>> Begin MATERIALS PROVIDED
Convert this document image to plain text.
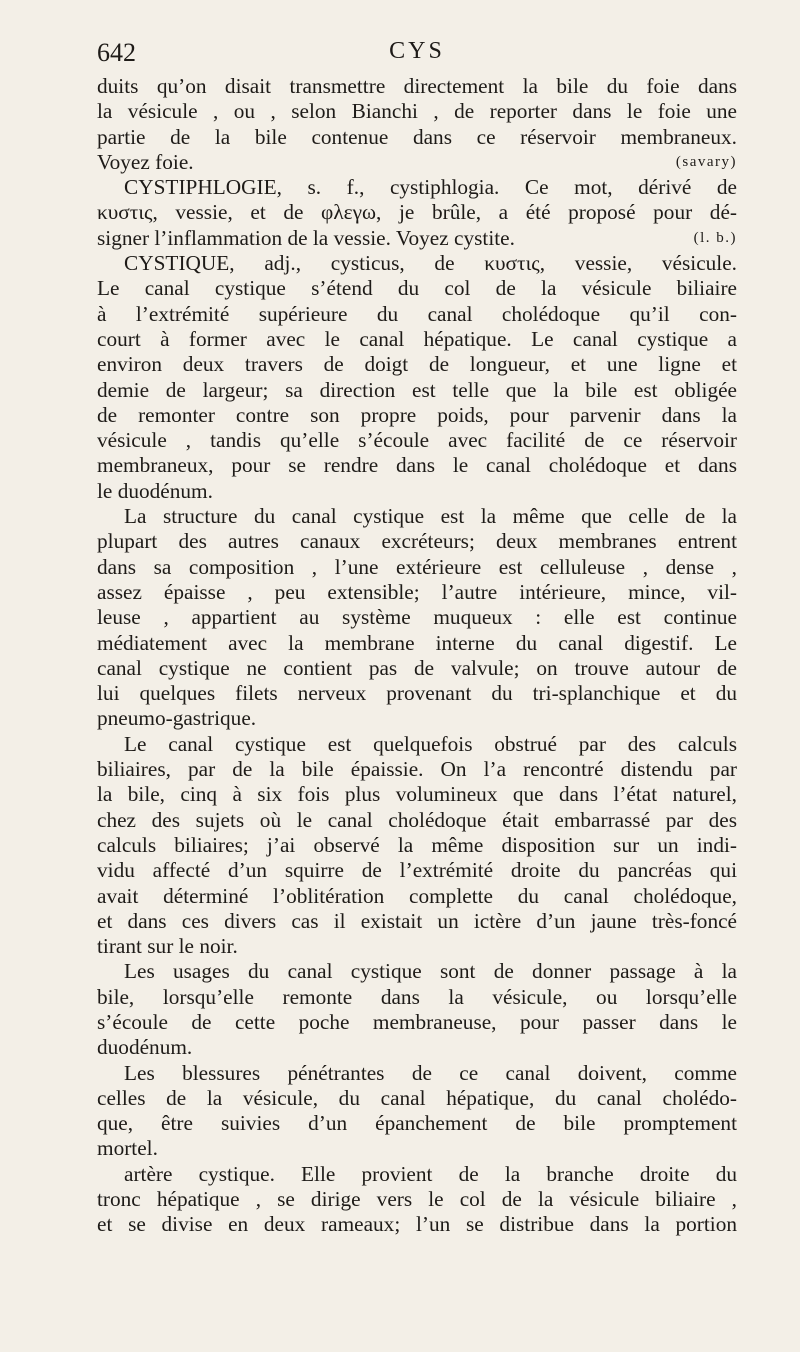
642	CYS
duits qu’on disait transmettre directement la bile du foie dans
la vésicule , ou , selon Bianchi , de reporter dans le foie une
partie de la bile contenue dans ce réservoir membraneux.
Voyez foie.	(savary)
CYSTIPHLOGIE, s. f., cystiphlogia. Ce mot, dérivé de
κυστις, vessie, et de φλεγω, je brûle, a été proposé pour dé-
signer l’inflammation de la vessie. Voyez cystite.	(l. b.)
CYSTIQUE, adj., cysticus, de κυστις, vessie, vésicule.
Le canal cystique s’étend du col de la vésicule biliaire
à l’extrémité supérieure du canal cholédoque qu’il con-
court à former avec le canal hépatique. Le canal cystique a
environ deux travers de doigt de longueur, et une ligne et
demie de largeur; sa direction est telle que la bile est obligée
de remonter contre son propre poids, pour parvenir dans la
vésicule , tandis qu’elle s’écoule avec facilité de ce réservoir
membraneux, pour se rendre dans le canal cholédoque et dans
le duodénum.
La structure du canal cystique est la même que celle de la
plupart des autres canaux excréteurs; deux membranes entrent
dans sa composition , l’une extérieure est celluleuse , dense ,
assez épaisse , peu extensible; l’autre intérieure, mince, vil-
leuse , appartient au système muqueux : elle est continue
médiatement avec la membrane interne du canal digestif. Le
canal cystique ne contient pas de valvule; on trouve autour de
lui quelques filets nerveux provenant du tri-splanchique et du
pneumo-gastrique.
Le canal cystique est quelquefois obstrué par des calculs
biliaires, par de la bile épaissie. On l’a rencontré distendu par
la bile, cinq à six fois plus volumineux que dans l’état naturel,
chez des sujets où le canal cholédoque était embarrassé par des
calculs biliaires; j’ai observé la même disposition sur un indi-
vidu affecté d’un squirre de l’extrémité droite du pancréas qui
avait déterminé l’oblitération complette du canal cholédoque,
et dans ces divers cas il existait un ictère d’un jaune très-foncé
tirant sur le noir.
Les usages du canal cystique sont de donner passage à la
bile, lorsqu’elle remonte dans la vésicule, ou lorsqu’elle
s’écoule de cette poche membraneuse, pour passer dans le
duodénum.
Les blessures pénétrantes de ce canal doivent, comme
celles de la vésicule, du canal hépatique, du canal cholédo-
que, être suivies d’un épanchement de bile promptement
mortel.
artère cystique. Elle provient de la branche droite du
tronc hépatique , se dirige vers le col de la vésicule biliaire ,
et se divise en deux rameaux; l’un se distribue dans la portion
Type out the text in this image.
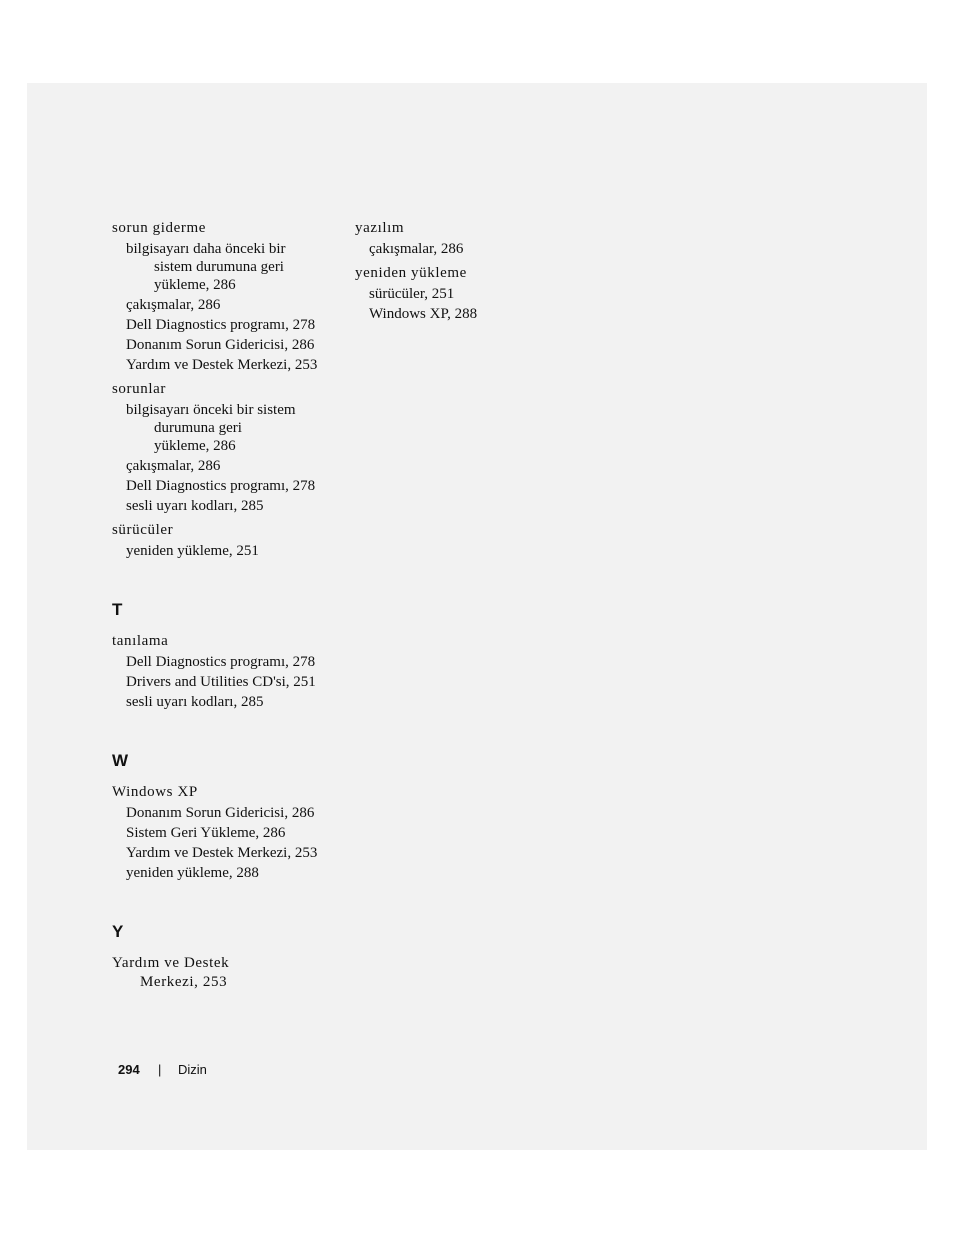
sorun giderme
bilgisayarı daha önceki bir
sistem durumuna geri
yükleme, 286
çakışmalar, 286
Dell Diagnostics programı, 278
Donanım Sorun Gidericisi, 286
Yardım ve Destek Merkezi, 253
sorunlar
bilgisayarı önceki bir sistem
durumuna geri
yükleme, 286
çakışmalar, 286
Dell Diagnostics programı, 278
sesli uyarı kodları, 285
sürücüler
yeniden yükleme, 251
T
tanılama
Dell Diagnostics programı, 278
Drivers and Utilities CD'si, 251
sesli uyarı kodları, 285
W
Windows XP
Donanım Sorun Gidericisi, 286
Sistem Geri Yükleme, 286
Yardım ve Destek Merkezi, 253
yeniden yükleme, 288
Y
Yardım ve Destek
Merkezi, 253
yazılım
çakışmalar, 286
yeniden yükleme
sürücüler, 251
Windows XP, 288
294	|	Dizin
>> End MATERIALS PROVIDED
- WORK REQUIRED -
Where does the word "extrémité" appear in the listing? List each line that holds it.

- EXPECTED OUTPUT -
à l’extrémité supérieure du canal cholédoque qu’il con-
vidu affecté d’un squirre de l’extrémité droite du pancréas qui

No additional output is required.